> WHAT NEEDS TO BE DONE:
From the listing below, extract every line in which the word "true" appears.

[Entries with figure data]
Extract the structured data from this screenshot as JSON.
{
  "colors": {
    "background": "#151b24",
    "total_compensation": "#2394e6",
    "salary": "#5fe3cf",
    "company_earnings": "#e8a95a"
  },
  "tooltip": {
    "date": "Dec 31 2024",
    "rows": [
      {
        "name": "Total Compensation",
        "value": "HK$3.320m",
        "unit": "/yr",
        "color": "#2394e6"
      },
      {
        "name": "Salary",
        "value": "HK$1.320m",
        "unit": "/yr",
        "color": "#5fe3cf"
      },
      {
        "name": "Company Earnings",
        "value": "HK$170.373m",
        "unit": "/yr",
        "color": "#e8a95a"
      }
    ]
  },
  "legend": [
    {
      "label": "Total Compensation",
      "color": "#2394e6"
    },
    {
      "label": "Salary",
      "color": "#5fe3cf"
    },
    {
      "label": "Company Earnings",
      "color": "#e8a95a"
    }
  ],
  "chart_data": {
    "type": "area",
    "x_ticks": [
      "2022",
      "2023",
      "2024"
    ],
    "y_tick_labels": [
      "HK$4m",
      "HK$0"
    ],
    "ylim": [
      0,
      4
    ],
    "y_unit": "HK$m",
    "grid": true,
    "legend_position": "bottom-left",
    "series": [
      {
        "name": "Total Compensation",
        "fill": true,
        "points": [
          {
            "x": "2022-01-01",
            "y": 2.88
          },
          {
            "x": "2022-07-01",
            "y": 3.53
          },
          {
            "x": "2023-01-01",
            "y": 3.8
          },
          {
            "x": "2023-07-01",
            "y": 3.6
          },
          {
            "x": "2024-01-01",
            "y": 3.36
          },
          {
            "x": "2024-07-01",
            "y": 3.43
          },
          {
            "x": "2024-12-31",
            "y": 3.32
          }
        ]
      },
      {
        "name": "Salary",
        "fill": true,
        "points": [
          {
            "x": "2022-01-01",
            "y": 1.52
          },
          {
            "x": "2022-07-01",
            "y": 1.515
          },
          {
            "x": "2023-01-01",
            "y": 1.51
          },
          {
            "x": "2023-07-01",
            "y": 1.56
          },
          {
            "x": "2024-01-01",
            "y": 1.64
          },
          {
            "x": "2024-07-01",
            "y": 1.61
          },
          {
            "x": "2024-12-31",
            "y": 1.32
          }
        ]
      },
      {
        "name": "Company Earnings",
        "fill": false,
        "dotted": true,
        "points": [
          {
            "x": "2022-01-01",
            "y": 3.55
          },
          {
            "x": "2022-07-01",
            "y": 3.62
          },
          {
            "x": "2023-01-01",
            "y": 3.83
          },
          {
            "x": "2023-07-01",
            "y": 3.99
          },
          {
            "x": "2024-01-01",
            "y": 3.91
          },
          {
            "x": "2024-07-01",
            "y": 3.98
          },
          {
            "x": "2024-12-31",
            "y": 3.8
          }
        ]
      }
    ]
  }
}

> PROBLEM SOLUTION:
    "grid": true,
        "fill": true,
        "fill": true,
        "dotted": true,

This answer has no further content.